OBJECTIF DE L'EXERCICE:
Rédigez la suite de l'entretien avec Blaise Matuidi à partir de sa dernière réponse.

EXTRAIT DU TEXTE:

- - -

Blaise Matuidi, le milieu international français qui réalise une grosse saison avec le Paris Saint-Germain mais aussi avec les Bleus s'est livré en toute simplicité dans une interview pour Le JDD.fr
Blaise Matuidi s'interroge sur son avenir au PSG. (Bernard Bisson pour le JDD)
Cet homme était à l'Euro 2012 en Ukraine et personne ne s'en souvient. Il est aujourd'hui l'égérie de l'équipementier des Bleus et tout le monde l'adoube. Blaise Matuidi, 25 ans, est le joueur français des six derniers mois, "un des meilleurs milieux d'Europe " selon Carlo Ancelotti. Rencontré juste après le tirage de la Ligue des champions, il avait l'air content de croiser Barcelone, quoique… "On aurait été plus heureux de prendre Malaga." Content de retrouver dimanche soir "la ferveur" de Saint-Étienne, où il a joué quatre saisons (2007-2011), sans tomber dans le mélo : "Ça fait quelque chose, mais j'ai le cœur parisien." De l'espoir stéphanois à la nouvelle star internationale, genèse d'un phénomène.
À quoi a ressemblé votre enfance?
J'étais un gosse de quartier, issue d'une famille modeste même si on ne manquait de rien. Mon père et ma mère viennent d'Angola. Ils ont quitté le pays à cause de la guerre et ont vécu pas mal de temps au Zaïre (actuelle République Démocratique du Congo) avant de tenter leur chance en Europe. Je suis allé en Angola pour la première fois il y a deux ans. Je vais bientôt y retourner. Ma grand-mère vit là-bas. J'ai surtout gardé la culture congolaise. Je parle le lingala, alors que je ne parle pas le portugais.

- - -

(Annotations des cadres d'éléments)
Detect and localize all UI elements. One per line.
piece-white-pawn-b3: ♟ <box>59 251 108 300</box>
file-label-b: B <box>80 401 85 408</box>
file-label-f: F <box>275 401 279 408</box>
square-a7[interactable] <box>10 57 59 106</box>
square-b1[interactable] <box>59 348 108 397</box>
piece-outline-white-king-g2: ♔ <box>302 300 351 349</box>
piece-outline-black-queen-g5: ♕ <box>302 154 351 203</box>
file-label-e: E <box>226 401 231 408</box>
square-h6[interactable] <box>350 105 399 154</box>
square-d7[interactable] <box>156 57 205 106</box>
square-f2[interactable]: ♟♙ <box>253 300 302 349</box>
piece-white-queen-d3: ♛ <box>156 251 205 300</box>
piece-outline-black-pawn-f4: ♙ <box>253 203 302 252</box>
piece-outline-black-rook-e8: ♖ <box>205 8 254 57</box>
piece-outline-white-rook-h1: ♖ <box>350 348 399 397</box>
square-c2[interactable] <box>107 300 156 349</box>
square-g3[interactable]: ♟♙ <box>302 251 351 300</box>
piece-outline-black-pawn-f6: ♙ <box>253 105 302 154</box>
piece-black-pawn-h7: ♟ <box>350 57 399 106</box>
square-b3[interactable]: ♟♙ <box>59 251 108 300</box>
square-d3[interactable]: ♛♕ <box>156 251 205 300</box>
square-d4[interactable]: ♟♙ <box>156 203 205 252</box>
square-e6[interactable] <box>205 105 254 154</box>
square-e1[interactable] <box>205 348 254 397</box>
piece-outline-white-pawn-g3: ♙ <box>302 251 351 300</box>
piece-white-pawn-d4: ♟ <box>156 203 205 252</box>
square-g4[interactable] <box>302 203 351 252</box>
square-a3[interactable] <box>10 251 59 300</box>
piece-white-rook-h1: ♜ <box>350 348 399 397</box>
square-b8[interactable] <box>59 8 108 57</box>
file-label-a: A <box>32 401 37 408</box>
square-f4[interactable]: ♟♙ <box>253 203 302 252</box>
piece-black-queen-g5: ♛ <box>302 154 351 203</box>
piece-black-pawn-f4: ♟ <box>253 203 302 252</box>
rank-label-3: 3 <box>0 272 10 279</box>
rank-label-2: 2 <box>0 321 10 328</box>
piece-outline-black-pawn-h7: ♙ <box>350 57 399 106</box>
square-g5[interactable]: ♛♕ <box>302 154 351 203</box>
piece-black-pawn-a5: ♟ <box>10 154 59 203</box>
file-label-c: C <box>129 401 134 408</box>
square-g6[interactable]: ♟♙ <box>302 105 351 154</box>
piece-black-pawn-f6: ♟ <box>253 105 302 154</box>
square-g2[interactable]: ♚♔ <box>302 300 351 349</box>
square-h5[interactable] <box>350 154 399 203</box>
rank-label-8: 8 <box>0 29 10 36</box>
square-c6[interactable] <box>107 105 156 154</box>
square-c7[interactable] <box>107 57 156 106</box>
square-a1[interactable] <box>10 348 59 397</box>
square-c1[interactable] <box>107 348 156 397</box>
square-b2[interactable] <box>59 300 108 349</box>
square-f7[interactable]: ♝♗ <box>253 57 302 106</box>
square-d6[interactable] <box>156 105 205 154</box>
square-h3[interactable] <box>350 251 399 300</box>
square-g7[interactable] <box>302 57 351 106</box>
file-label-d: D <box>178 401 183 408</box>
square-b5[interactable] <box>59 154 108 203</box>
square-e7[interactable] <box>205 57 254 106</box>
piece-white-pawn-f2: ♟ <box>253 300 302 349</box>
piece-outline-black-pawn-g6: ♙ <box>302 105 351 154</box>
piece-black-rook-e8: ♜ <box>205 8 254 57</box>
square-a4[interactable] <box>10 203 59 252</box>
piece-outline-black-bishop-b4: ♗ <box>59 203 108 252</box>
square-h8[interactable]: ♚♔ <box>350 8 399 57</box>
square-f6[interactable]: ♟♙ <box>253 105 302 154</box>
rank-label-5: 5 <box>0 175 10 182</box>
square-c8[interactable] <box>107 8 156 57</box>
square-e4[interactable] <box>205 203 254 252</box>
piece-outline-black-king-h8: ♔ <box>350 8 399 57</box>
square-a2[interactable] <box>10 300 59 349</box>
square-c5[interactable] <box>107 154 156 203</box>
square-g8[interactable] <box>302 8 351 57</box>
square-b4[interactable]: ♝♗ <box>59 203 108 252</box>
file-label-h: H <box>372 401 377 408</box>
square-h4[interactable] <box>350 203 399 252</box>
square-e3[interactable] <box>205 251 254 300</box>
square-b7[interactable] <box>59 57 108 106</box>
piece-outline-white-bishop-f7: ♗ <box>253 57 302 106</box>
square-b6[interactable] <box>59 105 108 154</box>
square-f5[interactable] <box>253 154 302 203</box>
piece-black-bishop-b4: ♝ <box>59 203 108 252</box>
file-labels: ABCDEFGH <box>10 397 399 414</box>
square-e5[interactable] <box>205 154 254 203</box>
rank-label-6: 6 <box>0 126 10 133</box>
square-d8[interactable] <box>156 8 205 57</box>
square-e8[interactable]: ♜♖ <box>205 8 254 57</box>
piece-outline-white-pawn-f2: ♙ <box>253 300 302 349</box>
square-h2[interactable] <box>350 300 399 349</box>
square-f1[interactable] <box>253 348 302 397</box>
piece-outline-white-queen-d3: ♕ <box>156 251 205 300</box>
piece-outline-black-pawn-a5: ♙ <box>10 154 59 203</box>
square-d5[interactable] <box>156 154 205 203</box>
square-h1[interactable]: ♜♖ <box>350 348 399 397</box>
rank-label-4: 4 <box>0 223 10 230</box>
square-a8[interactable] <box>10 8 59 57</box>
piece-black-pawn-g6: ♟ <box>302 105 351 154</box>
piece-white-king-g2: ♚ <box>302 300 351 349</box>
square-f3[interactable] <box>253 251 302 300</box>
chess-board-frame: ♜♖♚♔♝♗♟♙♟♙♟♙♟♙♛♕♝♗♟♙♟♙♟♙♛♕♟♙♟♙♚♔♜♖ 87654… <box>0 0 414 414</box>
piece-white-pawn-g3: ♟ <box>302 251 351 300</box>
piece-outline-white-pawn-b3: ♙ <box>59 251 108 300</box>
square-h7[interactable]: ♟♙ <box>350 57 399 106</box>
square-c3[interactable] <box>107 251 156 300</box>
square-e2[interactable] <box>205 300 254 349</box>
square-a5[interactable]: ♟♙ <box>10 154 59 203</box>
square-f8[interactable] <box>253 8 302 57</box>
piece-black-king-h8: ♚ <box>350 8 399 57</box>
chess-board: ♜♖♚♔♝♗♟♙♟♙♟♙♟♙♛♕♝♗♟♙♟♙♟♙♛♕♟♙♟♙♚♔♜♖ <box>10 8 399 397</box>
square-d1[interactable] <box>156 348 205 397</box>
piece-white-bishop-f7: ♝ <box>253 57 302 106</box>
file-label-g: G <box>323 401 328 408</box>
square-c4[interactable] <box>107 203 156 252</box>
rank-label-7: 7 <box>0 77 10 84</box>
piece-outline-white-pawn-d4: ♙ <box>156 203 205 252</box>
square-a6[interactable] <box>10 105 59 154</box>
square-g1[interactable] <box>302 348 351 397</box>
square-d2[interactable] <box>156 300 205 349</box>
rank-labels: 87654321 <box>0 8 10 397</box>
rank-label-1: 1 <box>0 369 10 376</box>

- - -

RÉSULTAT DE L'EXERCICE:
Quel genre d'élève étiez-vous : travailleur comme au foot?
Jusqu'à un certain âge. À partir du moment où je suis rentré à l'INF Clairefontaine, j'ai mis l'école de côté. Ça m'a desservi, je n'ai pas pu avoir mon Bac. J'ai un BEP vente. J'ai voulu retourner en 1re d'adaptation, mais j'ai intégré le monde professionnel à ce moment-là. Si je n'avais pas été footballeur, j'aurais bien aimé travailler dans l'informatique. Mais j'ai toujours adoré le foot. Mon premier souvenir, c'est un flash : j'ai trois ans et je veux jouer avec mes grands frères sur la plateforme à Toulouse, le terrain en béton au milieu de la cité où on habitait.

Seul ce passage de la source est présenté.